[Recorded data]
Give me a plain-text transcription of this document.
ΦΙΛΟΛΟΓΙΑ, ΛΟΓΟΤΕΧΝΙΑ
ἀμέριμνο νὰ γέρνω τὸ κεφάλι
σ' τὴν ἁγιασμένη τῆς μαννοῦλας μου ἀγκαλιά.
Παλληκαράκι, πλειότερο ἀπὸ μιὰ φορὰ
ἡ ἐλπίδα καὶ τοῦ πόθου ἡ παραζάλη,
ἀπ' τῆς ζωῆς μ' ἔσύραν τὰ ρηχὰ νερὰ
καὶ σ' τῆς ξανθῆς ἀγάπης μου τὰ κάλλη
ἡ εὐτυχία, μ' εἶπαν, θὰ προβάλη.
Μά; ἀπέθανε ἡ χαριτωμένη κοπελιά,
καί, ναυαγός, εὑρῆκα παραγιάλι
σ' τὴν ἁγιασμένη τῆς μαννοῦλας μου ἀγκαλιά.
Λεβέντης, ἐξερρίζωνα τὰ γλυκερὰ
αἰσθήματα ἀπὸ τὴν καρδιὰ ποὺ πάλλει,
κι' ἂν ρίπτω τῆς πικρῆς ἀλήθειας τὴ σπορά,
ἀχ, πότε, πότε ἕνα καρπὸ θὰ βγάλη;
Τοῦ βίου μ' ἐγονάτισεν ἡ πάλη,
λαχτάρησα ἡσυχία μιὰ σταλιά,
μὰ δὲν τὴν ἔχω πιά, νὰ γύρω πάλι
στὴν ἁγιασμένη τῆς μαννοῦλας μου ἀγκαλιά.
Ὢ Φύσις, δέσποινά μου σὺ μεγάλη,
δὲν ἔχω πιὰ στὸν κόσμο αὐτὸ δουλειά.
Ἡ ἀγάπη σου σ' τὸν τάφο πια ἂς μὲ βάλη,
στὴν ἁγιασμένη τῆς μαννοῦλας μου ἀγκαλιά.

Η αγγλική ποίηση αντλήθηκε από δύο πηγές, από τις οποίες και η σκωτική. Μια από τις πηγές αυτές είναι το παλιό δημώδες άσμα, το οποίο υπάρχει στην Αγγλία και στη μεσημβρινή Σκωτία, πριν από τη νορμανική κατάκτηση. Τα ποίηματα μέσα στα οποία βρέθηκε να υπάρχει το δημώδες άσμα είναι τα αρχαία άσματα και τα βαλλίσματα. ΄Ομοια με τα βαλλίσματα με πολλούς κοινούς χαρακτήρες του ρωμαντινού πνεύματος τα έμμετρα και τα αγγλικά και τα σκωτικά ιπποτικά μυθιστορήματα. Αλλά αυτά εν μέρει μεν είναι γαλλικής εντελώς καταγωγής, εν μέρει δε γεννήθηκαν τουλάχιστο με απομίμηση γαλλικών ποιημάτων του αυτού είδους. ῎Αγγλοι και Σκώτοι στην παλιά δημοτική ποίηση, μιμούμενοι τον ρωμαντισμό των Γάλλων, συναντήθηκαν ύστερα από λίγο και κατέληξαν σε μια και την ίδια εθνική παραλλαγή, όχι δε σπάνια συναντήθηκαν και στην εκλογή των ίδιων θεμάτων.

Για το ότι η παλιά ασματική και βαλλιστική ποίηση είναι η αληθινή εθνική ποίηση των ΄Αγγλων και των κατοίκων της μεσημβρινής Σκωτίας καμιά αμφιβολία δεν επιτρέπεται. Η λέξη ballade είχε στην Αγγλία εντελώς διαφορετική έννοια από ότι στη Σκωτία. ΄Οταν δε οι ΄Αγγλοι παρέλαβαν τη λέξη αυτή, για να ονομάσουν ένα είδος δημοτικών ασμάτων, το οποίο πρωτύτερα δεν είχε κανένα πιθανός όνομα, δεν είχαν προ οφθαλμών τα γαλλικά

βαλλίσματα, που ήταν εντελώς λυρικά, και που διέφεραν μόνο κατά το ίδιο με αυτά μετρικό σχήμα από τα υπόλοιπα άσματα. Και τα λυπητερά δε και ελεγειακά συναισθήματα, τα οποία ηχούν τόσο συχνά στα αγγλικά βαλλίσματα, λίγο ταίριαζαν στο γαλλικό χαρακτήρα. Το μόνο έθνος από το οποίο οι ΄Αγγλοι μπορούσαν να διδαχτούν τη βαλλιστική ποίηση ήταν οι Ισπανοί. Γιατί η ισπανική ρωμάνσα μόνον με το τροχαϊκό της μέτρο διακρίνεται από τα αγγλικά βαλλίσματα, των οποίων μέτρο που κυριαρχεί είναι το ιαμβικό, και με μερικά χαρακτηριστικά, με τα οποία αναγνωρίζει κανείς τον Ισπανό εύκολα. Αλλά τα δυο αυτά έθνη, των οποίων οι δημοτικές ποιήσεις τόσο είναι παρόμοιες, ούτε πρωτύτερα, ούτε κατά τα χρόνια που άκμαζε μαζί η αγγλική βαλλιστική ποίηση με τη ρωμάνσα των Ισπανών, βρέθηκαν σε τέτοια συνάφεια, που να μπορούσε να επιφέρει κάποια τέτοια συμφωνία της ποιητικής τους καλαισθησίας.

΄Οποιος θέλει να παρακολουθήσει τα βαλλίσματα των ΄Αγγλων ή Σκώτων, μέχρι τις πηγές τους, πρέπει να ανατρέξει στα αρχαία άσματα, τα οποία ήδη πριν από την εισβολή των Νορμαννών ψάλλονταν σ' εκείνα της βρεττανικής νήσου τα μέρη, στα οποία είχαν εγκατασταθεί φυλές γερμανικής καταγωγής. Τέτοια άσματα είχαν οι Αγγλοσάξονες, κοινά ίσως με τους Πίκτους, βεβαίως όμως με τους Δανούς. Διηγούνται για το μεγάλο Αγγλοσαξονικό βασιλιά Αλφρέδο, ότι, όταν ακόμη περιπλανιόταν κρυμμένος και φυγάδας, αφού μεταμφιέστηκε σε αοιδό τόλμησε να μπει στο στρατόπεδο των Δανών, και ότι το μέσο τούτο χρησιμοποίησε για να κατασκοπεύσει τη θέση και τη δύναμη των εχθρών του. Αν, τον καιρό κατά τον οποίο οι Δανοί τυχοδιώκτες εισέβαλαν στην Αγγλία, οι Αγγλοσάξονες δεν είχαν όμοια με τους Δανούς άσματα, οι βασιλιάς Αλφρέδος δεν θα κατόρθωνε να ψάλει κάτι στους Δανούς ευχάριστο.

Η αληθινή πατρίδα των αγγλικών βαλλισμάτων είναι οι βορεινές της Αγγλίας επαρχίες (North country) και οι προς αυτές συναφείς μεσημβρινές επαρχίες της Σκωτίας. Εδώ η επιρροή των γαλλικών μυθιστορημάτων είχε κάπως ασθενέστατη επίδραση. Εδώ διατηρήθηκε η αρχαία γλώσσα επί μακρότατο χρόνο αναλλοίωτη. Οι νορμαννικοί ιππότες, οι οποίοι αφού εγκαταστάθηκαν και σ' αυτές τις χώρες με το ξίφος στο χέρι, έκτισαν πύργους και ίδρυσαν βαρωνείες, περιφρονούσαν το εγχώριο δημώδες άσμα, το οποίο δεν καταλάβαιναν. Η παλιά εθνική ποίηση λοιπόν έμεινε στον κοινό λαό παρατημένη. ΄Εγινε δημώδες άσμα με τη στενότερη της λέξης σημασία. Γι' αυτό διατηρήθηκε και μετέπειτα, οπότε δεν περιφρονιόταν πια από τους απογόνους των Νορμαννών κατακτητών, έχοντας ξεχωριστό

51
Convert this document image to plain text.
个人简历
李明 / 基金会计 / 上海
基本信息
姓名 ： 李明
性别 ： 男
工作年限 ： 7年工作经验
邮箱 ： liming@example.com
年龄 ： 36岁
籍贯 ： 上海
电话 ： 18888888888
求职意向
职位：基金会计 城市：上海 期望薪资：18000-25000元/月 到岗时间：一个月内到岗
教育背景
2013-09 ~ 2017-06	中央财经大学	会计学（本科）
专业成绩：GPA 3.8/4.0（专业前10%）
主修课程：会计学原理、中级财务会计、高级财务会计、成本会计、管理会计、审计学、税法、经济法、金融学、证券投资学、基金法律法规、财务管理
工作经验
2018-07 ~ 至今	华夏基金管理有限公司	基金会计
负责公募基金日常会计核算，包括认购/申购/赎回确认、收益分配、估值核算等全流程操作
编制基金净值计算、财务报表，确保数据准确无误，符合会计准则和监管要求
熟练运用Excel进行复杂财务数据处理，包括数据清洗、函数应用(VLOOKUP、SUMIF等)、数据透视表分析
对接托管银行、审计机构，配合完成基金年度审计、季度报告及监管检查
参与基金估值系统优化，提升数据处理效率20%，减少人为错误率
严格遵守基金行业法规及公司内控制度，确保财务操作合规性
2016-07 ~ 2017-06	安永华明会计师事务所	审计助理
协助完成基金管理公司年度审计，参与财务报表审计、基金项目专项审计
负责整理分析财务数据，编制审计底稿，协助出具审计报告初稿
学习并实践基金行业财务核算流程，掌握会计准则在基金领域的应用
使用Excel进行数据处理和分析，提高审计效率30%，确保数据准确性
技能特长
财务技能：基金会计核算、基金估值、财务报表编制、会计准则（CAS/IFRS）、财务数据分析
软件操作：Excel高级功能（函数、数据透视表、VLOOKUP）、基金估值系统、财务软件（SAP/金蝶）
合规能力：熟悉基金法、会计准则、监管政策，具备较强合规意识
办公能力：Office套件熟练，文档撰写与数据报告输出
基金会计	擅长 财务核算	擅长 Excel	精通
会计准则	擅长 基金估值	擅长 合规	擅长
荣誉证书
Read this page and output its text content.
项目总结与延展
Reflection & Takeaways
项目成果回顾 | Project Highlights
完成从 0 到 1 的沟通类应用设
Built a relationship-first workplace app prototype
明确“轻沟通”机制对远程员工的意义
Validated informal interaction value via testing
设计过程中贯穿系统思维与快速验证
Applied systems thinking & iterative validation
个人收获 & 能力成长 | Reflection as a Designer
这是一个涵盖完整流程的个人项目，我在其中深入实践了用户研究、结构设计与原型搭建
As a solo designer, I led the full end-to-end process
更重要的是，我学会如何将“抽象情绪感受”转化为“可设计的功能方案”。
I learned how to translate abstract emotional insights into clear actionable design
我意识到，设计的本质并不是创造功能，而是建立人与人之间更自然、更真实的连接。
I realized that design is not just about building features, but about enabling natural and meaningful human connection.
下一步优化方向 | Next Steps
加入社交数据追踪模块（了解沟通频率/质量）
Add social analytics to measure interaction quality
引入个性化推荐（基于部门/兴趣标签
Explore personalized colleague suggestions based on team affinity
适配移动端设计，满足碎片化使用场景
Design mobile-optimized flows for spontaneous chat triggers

• **BRIEF**: Copy out the lines starting at the one containing "Read this page and output its text content." and ending with the last line of the entries. Include nothing else.

• **TASK RESULT**:
Read this page and output its text content.
项目总结与延展
Reflection & Takeaways
项目成果回顾 | Project Highlights
完成从 0 到 1 的沟通类应用设
Built a relationship-first workplace app prototype
明确“轻沟通”机制对远程员工的意义
Validated informal interaction value via testing
设计过程中贯穿系统思维与快速验证
Applied systems thinking & iterative validation
个人收获 & 能力成长 | Reflection as a Designer
这是一个涵盖完整流程的个人项目，我在其中深入实践了用户研究、结构设计与原型搭建
As a solo designer, I led the full end-to-end process
更重要的是，我学会如何将“抽象情绪感受”转化为“可设计的功能方案”。
I learned how to translate abstract emotional insights into clear actionable design
我意识到，设计的本质并不是创造功能，而是建立人与人之间更自然、更真实的连接。
I realized that design is not just about building features, but about enabling natural and meaningful human connection.
下一步优化方向 | Next Steps
加入社交数据追踪模块（了解沟通频率/质量）
Add social analytics to measure interaction quality
引入个性化推荐（基于部门/兴趣标签
Explore personalized colleague suggestions based on team affinity
适配移动端设计，满足碎片化使用场景
Design mobile-optimized flows for spontaneous chat triggers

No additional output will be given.